AVAILABLE DATA
----

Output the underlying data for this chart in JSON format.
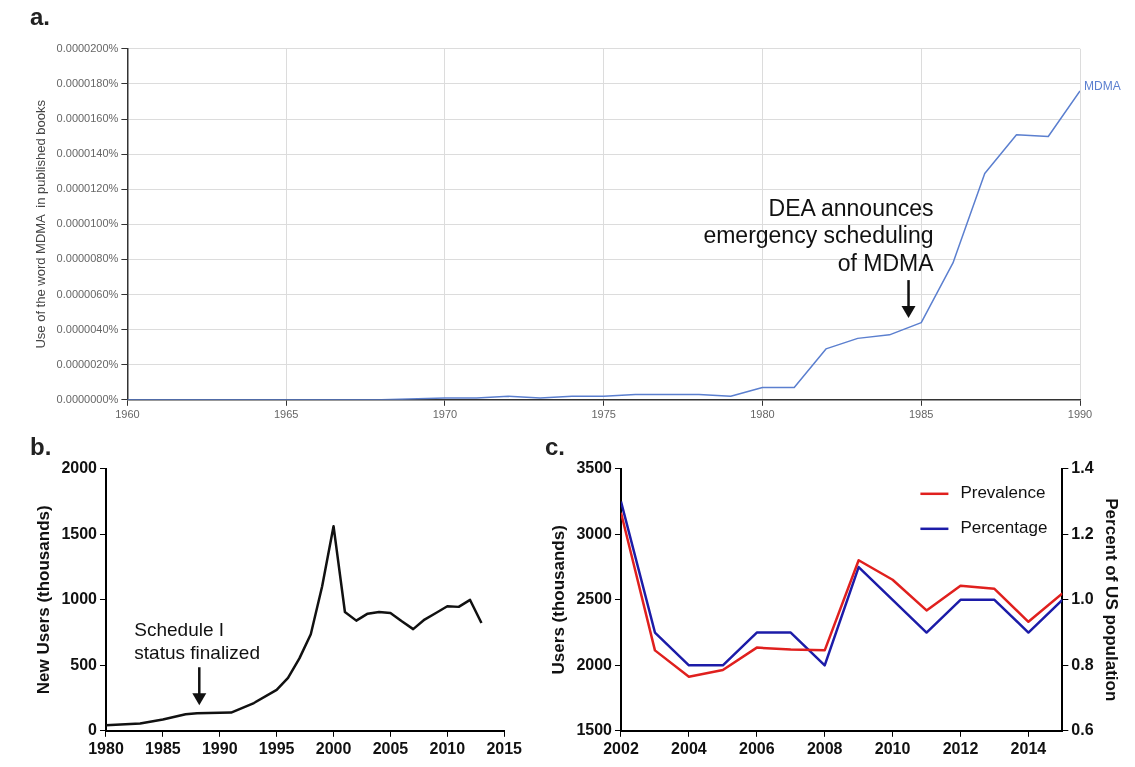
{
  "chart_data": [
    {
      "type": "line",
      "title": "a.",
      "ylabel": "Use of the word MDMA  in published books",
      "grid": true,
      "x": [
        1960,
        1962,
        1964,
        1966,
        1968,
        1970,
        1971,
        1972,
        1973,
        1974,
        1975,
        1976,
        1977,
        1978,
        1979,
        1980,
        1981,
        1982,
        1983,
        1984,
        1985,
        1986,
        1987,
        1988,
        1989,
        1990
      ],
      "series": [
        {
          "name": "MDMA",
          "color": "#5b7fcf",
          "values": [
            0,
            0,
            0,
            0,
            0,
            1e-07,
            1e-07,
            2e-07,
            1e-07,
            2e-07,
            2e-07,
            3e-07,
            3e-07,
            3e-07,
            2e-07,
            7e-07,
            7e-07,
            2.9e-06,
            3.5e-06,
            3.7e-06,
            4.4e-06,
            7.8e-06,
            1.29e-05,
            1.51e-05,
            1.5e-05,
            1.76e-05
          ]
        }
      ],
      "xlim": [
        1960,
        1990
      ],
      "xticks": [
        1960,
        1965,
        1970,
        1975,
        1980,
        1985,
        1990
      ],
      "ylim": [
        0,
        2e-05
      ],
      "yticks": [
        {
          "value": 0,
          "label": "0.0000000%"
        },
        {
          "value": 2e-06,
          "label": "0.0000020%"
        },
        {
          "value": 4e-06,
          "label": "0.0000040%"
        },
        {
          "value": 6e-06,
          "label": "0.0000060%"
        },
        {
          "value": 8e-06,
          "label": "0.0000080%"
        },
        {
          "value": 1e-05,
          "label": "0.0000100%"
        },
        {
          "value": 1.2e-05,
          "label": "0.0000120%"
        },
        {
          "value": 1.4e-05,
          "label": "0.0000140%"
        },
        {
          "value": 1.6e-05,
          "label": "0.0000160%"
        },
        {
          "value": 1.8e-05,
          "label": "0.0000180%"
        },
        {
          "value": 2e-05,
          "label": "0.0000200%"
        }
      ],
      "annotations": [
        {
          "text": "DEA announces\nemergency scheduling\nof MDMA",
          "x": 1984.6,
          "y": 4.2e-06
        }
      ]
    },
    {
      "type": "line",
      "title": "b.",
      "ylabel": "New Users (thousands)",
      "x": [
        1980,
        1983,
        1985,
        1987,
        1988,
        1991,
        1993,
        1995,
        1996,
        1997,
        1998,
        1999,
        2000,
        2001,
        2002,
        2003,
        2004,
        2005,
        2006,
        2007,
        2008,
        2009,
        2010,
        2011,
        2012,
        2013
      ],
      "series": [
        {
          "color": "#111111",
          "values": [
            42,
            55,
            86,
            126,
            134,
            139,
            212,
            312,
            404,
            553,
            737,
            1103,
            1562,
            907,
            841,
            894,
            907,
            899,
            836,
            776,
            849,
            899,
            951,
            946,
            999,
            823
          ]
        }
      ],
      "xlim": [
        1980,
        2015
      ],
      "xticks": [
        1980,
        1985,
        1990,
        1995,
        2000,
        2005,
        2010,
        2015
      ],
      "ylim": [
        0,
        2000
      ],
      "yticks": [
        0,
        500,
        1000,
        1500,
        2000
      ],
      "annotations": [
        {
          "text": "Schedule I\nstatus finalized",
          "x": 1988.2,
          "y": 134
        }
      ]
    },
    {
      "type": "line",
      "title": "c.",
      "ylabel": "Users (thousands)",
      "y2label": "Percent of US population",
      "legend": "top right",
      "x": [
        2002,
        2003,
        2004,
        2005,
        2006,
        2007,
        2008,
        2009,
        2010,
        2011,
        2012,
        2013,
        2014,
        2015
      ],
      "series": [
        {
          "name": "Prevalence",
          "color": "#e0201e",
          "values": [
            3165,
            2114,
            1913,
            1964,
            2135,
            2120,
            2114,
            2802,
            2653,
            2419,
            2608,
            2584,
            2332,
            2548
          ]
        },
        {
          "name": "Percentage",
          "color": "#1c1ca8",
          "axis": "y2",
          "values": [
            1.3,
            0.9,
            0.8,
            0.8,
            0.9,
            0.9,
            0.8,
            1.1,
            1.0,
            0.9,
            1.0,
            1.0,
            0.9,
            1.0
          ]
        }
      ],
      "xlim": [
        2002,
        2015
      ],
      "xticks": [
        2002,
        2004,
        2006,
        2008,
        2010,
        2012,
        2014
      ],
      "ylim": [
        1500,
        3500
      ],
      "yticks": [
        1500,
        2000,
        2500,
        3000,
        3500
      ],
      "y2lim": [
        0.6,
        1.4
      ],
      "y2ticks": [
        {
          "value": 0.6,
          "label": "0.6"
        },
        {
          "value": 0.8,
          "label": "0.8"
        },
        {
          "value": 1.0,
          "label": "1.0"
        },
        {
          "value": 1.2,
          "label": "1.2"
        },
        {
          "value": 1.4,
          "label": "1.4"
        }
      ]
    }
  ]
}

----

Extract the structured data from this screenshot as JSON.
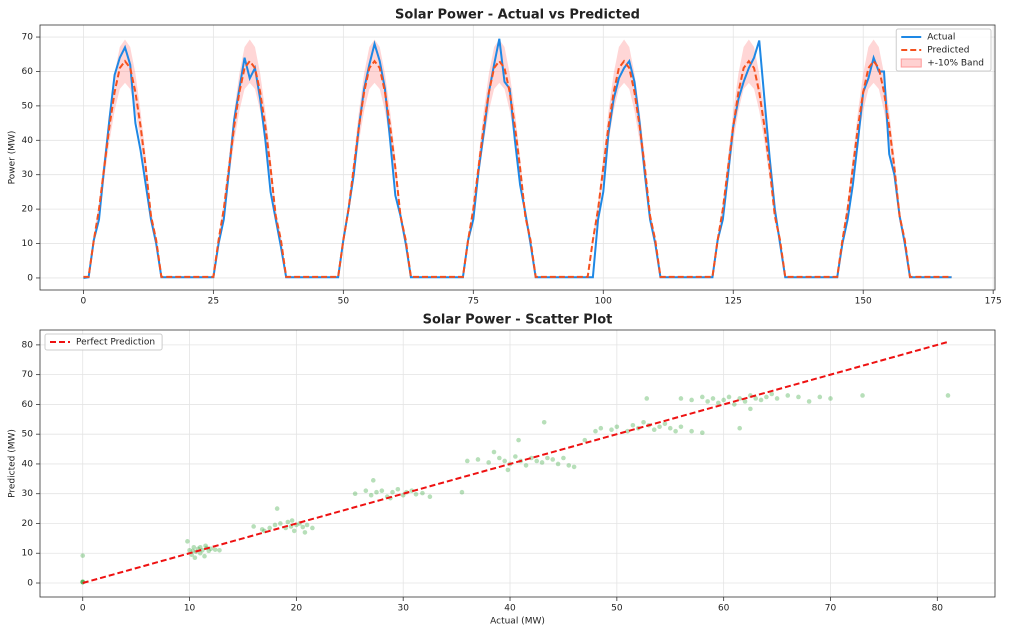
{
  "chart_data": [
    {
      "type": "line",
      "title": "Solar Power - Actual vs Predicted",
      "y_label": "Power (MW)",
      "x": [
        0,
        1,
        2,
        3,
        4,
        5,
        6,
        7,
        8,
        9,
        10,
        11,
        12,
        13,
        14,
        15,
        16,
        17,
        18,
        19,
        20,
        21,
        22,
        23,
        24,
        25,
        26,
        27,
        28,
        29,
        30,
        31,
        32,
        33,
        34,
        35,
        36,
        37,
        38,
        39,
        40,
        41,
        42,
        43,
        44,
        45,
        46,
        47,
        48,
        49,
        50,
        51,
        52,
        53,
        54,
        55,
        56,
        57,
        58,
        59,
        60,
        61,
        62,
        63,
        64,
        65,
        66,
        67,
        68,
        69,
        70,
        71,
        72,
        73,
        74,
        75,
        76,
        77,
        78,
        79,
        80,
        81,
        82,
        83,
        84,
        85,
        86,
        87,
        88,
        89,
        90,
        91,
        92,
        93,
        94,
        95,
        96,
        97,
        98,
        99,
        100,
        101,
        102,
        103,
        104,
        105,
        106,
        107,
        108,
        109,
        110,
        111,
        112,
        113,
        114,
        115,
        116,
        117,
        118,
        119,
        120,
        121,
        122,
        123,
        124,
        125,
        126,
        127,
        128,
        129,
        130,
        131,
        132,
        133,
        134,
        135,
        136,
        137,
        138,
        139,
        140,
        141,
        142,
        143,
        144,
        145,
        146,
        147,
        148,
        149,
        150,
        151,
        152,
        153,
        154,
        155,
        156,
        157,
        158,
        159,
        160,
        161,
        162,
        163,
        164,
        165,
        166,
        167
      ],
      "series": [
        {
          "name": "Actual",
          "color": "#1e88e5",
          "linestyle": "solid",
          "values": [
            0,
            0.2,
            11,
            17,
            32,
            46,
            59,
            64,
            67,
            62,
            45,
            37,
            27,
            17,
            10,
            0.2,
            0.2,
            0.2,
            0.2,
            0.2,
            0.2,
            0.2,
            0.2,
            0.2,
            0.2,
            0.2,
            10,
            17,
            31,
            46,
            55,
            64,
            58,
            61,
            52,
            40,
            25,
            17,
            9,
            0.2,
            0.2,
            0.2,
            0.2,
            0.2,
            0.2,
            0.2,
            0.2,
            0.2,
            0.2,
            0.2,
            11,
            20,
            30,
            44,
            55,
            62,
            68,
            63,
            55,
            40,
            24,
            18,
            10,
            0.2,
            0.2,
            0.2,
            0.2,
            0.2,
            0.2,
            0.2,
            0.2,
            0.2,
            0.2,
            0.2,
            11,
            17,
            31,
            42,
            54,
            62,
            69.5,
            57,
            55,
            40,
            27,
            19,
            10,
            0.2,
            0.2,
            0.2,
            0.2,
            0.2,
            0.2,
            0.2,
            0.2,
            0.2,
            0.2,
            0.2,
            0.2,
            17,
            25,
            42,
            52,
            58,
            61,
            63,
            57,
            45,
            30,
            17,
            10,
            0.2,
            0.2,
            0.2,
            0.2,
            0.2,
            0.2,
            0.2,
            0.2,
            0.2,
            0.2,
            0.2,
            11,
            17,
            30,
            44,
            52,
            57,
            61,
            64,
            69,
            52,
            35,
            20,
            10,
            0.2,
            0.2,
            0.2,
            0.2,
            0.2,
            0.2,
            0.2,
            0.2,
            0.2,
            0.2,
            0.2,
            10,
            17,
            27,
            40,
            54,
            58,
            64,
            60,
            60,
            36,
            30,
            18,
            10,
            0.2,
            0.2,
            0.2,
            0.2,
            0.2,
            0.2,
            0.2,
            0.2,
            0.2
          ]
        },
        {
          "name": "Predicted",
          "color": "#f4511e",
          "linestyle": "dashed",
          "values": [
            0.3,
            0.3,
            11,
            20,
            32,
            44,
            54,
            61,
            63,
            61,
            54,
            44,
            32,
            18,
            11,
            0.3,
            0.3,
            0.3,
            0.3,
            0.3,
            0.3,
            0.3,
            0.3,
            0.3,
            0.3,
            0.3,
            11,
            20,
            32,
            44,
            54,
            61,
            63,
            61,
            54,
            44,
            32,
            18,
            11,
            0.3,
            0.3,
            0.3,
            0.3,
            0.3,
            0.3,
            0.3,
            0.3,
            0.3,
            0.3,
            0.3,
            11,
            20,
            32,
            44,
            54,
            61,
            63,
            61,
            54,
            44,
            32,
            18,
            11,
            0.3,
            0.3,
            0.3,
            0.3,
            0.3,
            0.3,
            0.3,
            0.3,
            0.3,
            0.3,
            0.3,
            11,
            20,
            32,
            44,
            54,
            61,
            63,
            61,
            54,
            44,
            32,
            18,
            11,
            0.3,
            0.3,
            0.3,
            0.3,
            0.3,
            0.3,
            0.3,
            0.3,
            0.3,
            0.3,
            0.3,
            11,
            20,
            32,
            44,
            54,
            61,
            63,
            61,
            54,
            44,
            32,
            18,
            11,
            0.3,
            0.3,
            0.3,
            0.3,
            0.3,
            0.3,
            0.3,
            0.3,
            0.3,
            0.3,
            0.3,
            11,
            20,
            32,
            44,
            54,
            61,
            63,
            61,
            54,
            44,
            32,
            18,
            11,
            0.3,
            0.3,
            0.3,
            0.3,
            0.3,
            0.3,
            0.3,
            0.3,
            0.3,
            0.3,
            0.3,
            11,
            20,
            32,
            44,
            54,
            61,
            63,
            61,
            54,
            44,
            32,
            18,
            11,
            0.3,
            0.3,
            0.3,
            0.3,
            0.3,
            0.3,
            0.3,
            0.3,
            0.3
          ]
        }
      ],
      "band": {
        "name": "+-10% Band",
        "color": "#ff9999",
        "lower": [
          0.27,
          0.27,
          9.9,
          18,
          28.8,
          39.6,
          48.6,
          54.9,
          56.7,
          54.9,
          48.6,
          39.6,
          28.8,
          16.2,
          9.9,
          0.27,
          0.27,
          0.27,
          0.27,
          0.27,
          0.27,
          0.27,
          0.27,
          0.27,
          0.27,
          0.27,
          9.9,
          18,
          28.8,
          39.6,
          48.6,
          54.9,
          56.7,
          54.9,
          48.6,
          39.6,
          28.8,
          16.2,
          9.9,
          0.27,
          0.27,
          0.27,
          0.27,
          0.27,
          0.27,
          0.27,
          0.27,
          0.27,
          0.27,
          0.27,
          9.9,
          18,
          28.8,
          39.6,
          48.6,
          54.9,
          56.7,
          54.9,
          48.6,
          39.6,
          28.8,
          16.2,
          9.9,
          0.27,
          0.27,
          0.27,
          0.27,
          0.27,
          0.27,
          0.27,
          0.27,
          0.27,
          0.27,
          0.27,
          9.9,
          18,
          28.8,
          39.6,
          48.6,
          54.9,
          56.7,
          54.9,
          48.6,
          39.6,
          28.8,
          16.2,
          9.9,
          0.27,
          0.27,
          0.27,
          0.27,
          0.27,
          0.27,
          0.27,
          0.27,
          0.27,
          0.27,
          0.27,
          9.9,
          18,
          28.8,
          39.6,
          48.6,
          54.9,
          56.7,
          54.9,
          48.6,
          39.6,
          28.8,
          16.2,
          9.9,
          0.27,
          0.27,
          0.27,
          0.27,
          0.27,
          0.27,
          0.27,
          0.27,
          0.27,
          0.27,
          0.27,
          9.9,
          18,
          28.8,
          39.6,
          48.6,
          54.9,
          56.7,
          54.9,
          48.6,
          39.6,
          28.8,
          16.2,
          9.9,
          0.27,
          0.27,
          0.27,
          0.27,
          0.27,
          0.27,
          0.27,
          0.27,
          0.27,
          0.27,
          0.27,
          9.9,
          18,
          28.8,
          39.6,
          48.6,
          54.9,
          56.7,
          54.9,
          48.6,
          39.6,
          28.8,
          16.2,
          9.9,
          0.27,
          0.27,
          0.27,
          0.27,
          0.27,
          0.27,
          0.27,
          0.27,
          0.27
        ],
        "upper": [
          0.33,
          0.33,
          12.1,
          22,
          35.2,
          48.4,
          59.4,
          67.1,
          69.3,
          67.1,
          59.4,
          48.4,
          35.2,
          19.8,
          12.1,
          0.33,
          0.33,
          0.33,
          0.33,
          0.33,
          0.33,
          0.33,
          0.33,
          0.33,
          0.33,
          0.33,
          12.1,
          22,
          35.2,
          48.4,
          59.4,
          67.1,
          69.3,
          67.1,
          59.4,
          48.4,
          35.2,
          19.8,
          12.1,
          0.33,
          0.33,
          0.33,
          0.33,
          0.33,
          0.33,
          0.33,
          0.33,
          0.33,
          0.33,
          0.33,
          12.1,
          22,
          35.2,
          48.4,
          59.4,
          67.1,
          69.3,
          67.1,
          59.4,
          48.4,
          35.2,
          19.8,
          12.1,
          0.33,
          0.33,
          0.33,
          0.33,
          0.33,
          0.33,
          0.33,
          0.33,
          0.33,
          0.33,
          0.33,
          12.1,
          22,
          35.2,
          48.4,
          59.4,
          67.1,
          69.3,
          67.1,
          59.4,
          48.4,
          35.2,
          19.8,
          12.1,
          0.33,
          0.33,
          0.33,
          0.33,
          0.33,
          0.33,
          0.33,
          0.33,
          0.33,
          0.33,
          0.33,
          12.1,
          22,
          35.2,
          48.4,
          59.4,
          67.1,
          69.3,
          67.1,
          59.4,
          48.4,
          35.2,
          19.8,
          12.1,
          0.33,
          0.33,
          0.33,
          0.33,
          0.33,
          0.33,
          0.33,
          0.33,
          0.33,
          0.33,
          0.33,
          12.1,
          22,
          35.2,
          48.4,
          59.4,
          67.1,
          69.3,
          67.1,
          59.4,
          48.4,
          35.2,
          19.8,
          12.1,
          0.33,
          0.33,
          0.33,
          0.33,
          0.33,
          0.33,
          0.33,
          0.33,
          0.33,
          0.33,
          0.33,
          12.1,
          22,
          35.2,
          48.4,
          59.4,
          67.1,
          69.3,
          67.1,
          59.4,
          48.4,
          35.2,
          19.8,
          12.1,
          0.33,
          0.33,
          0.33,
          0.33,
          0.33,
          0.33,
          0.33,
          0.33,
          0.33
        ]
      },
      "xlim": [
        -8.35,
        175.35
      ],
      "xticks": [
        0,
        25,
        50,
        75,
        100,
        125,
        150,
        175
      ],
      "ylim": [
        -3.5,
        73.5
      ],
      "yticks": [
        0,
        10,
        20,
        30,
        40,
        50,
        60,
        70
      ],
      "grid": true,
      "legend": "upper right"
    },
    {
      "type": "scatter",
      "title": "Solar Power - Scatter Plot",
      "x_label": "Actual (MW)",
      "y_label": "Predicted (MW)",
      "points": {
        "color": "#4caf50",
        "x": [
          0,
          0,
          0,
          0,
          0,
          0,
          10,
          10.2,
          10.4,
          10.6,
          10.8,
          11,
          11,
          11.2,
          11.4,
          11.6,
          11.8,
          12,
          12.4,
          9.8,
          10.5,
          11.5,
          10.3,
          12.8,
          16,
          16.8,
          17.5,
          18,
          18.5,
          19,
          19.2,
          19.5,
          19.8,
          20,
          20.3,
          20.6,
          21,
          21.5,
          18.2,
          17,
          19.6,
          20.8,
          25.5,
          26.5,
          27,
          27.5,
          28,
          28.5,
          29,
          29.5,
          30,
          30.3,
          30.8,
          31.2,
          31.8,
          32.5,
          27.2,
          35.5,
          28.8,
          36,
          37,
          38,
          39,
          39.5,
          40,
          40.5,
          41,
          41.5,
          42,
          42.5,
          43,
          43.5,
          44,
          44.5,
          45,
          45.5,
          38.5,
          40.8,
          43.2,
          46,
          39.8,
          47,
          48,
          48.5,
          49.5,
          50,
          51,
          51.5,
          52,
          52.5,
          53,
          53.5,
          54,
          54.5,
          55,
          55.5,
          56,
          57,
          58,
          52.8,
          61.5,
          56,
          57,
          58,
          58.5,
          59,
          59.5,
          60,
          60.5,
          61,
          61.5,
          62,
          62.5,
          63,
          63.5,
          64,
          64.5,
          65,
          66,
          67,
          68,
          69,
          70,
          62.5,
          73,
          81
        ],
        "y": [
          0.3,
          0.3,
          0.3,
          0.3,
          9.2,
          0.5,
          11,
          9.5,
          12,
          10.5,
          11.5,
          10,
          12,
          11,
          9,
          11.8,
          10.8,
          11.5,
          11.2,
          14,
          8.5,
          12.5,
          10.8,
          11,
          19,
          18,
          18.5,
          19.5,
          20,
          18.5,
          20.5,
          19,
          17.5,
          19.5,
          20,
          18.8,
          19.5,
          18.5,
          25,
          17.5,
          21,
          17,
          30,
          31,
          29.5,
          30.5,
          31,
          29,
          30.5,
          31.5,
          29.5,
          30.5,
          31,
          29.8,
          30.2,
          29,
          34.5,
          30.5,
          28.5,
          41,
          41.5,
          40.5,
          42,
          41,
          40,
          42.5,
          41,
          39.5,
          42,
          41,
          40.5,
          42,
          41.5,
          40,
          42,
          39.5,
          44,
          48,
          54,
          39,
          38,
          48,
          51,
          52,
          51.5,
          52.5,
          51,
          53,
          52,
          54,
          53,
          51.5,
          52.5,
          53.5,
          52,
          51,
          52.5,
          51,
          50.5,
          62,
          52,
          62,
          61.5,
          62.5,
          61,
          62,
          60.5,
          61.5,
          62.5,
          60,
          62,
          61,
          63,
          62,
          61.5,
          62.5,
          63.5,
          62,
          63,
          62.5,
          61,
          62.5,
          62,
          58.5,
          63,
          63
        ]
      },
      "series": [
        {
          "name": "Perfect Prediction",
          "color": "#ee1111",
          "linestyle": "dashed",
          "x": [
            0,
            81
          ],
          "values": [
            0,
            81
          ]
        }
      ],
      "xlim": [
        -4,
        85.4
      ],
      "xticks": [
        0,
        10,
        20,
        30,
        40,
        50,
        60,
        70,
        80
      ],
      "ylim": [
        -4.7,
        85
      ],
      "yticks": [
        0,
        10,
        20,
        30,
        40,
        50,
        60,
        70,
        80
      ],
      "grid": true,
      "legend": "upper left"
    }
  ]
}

----

DO THIS
Reply with one number only, the count of lines above that hold the string "name".

TASK SOLUTION
7